[Start Stored rows]

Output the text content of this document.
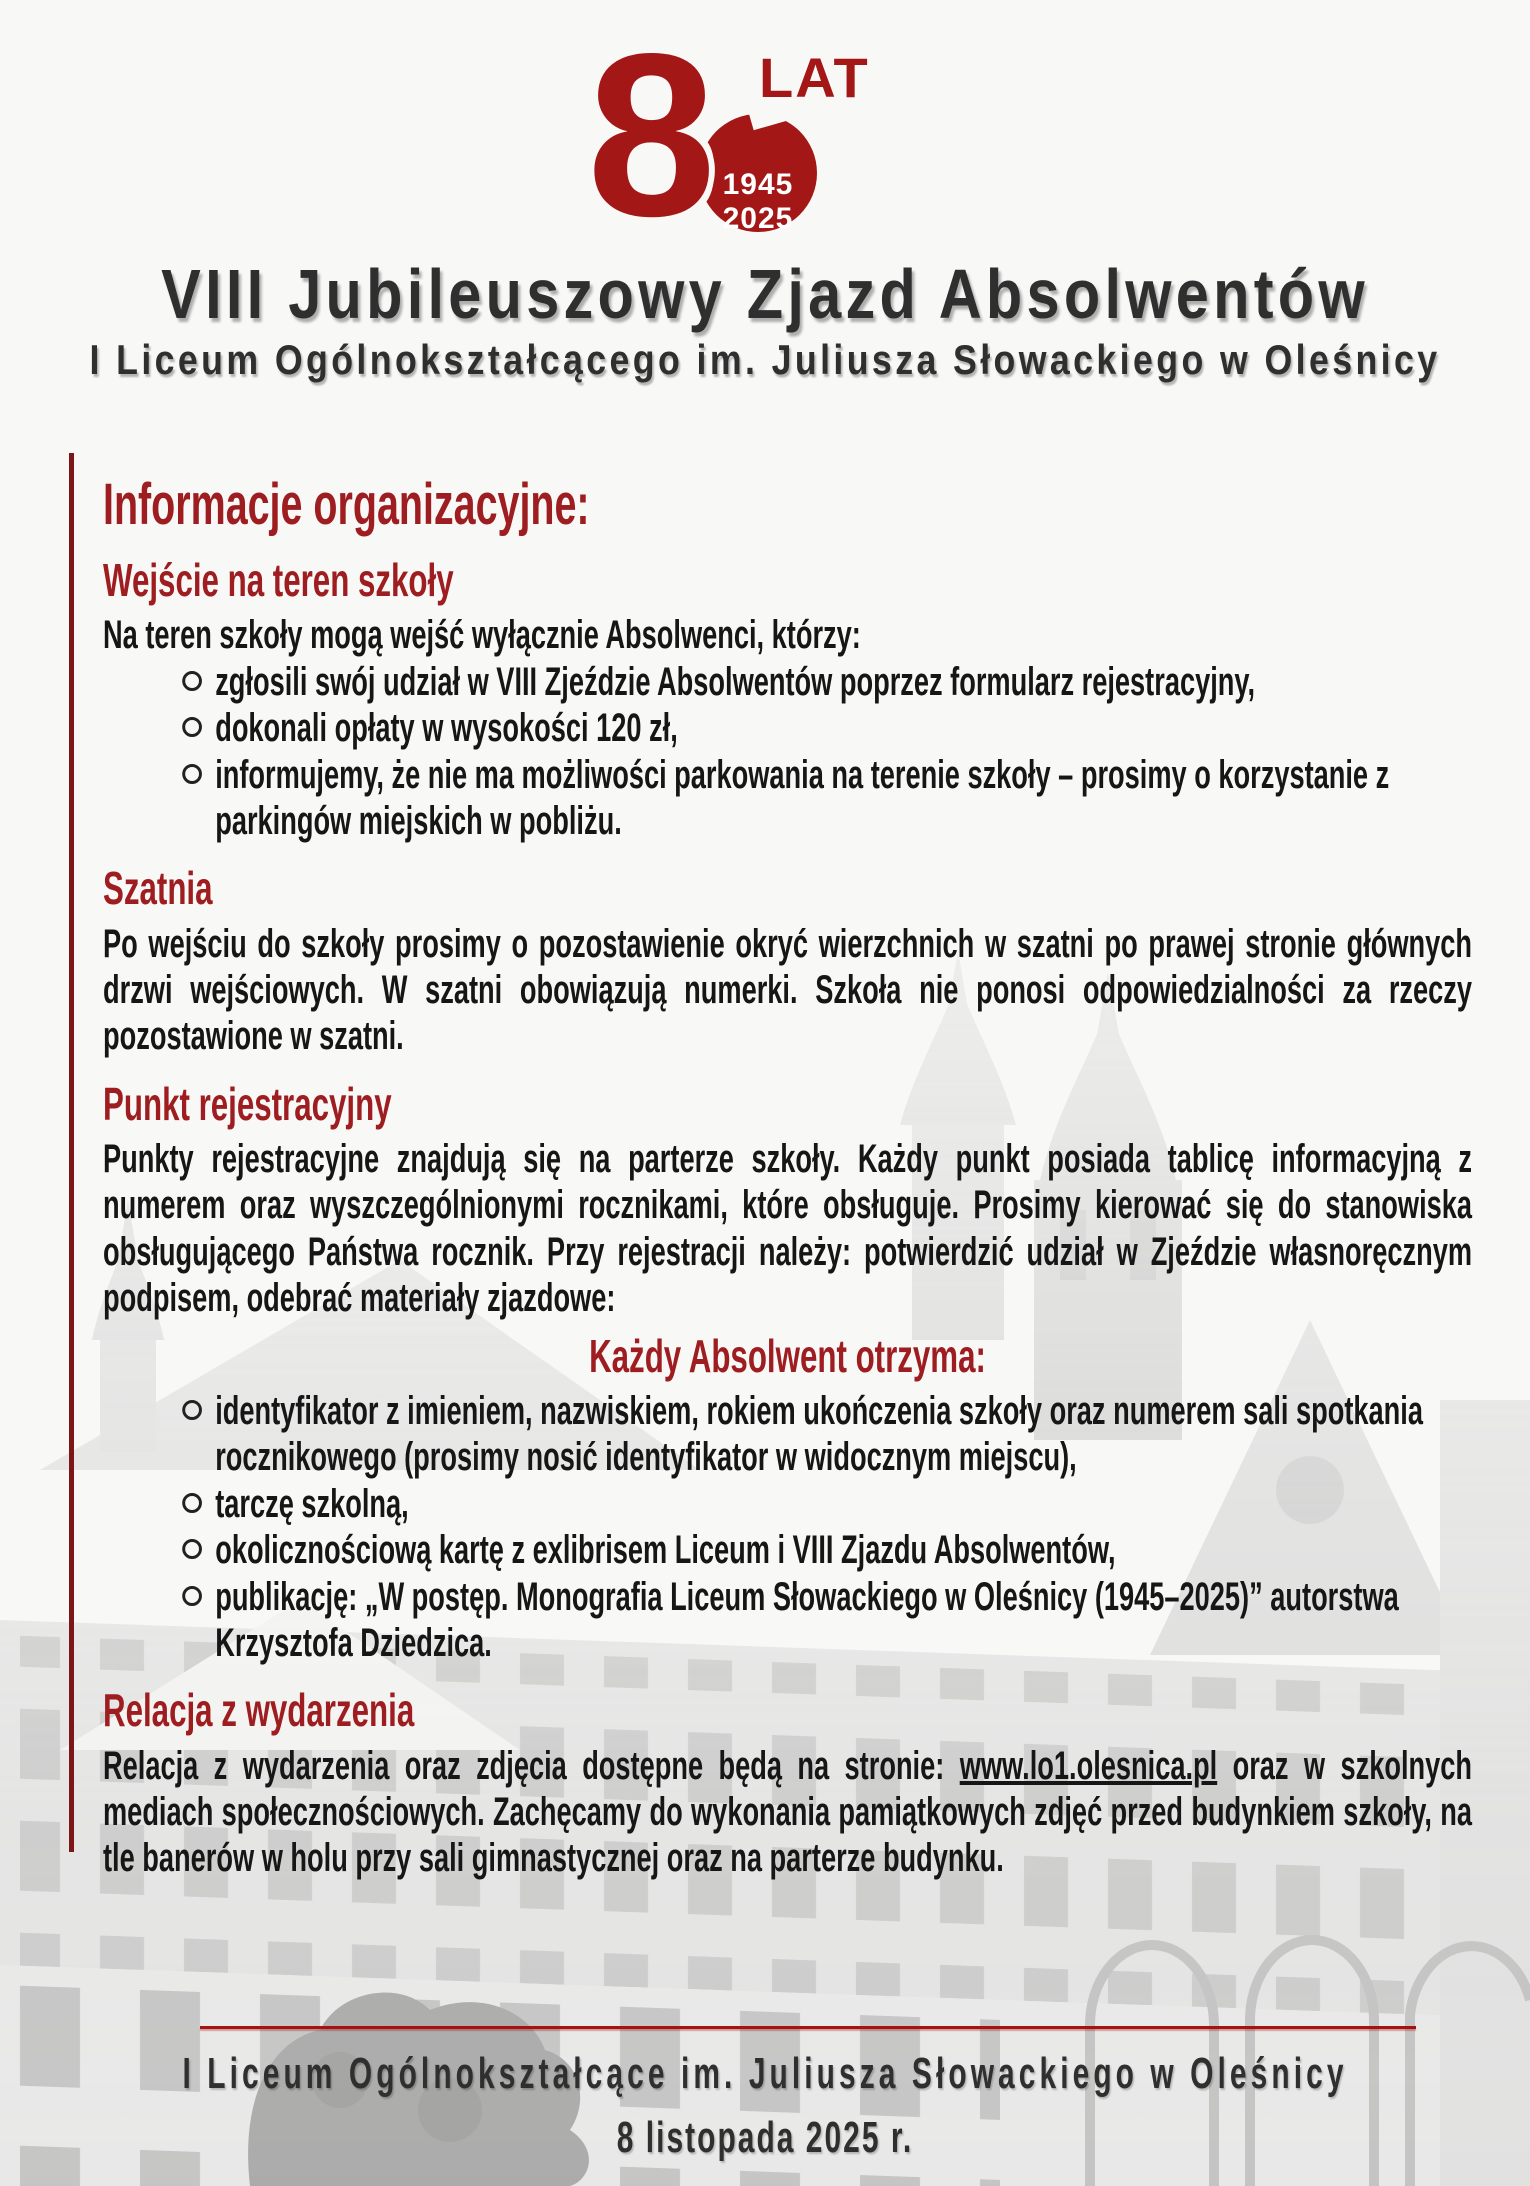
LAT
1945
2025
8
VIII Jubileuszowy Zjazd Absolwentów
I Liceum Ogólnokształcącego im. Juliusza Słowackiego w Oleśnicy
Informacje organizacyjne:
Wejście na teren szkoły

Na teren szkoły mogą wejść wyłącznie Absolwenci, którzy:

zgłosili swój udział w VIII Zjeździe Absolwentów poprzez formularz rejestracyjny,
dokonali opłaty w wysokości 120 zł,
informujemy, że nie ma możliwości parkowania na terenie szkoły – prosimy o korzystanie z parkingów miejskich w pobliżu.
Szatnia

Po wejściu do szkoły prosimy o pozostawienie okryć wierzchnich w szatni po prawej stronie głównych drzwi wejściowych. W szatni obowiązują numerki. Szkoła nie ponosi odpowiedzialności za rzeczy pozostawione w szatni.

Punkt rejestracyjny

Punkty rejestracyjne znajdują się na parterze szkoły. Każdy punkt posiada tablicę informacyjną z numerem oraz wyszczególnionymi rocznikami, które obsługuje. Prosimy kierować się do stanowiska obsługującego Państwa rocznik. Przy rejestracji należy: potwierdzić udział w Zjeździe własnoręcznym podpisem, odebrać materiały zjazdowe:

Każdy Absolwent otrzyma:
identyfikator z imieniem, nazwiskiem, rokiem ukończenia szkoły oraz numerem sali spotkania rocznikowego (prosimy nosić identyfikator w widocznym miejscu),
tarczę szkolną,
okolicznościową kartę z exlibrisem Liceum i VIII Zjazdu Absolwentów,
publikację: „W postęp. Monografia Liceum Słowackiego w Oleśnicy (1945–2025)” autorstwa Krzysztofa Dziedzica.
Relacja z wydarzenia

Relacja z wydarzenia oraz zdjęcia dostępne będą na stronie: www.lo1.olesnica.pl oraz w szkolnych mediach społecznościowych. Zachęcamy do wykonania pamiątkowych zdjęć przed budynkiem szkoły, na tle banerów w holu przy sali gimnastycznej oraz na parterze budynku.

I Liceum Ogólnokształcące im. Juliusza Słowackiego w Oleśnicy
8 listopada 2025 r.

[End Stored rows]

* **What the exercise asks**: Quote the preceding records in their entirety, excluding every picture.

* **Correct output**:
Output the text content of this document.
LAT
1945
2025
8
VIII Jubileuszowy Zjazd Absolwentów
I Liceum Ogólnokształcącego im. Juliusza Słowackiego w Oleśnicy
Informacje organizacyjne:
Wejście na teren szkoły

Na teren szkoły mogą wejść wyłącznie Absolwenci, którzy:

zgłosili swój udział w VIII Zjeździe Absolwentów poprzez formularz rejestracyjny,
dokonali opłaty w wysokości 120 zł,
informujemy, że nie ma możliwości parkowania na terenie szkoły – prosimy o korzystanie z parkingów miejskich w pobliżu.
Szatnia

Po wejściu do szkoły prosimy o pozostawienie okryć wierzchnich w szatni po prawej stronie głównych drzwi wejściowych. W szatni obowiązują numerki. Szkoła nie ponosi odpowiedzialności za rzeczy pozostawione w szatni.

Punkt rejestracyjny

Punkty rejestracyjne znajdują się na parterze szkoły. Każdy punkt posiada tablicę informacyjną z numerem oraz wyszczególnionymi rocznikami, które obsługuje. Prosimy kierować się do stanowiska obsługującego Państwa rocznik. Przy rejestracji należy: potwierdzić udział w Zjeździe własnoręcznym podpisem, odebrać materiały zjazdowe:

Każdy Absolwent otrzyma:
identyfikator z imieniem, nazwiskiem, rokiem ukończenia szkoły oraz numerem sali spotkania rocznikowego (prosimy nosić identyfikator w widocznym miejscu),
tarczę szkolną,
okolicznościową kartę z exlibrisem Liceum i VIII Zjazdu Absolwentów,
publikację: „W postęp. Monografia Liceum Słowackiego w Oleśnicy (1945–2025)” autorstwa Krzysztofa Dziedzica.
Relacja z wydarzenia

Relacja z wydarzenia oraz zdjęcia dostępne będą na stronie: www.lo1.olesnica.pl oraz w szkolnych mediach społecznościowych. Zachęcamy do wykonania pamiątkowych zdjęć przed budynkiem szkoły, na tle banerów w holu przy sali gimnastycznej oraz na parterze budynku.

I Liceum Ogólnokształcące im. Juliusza Słowackiego w Oleśnicy
8 listopada 2025 r.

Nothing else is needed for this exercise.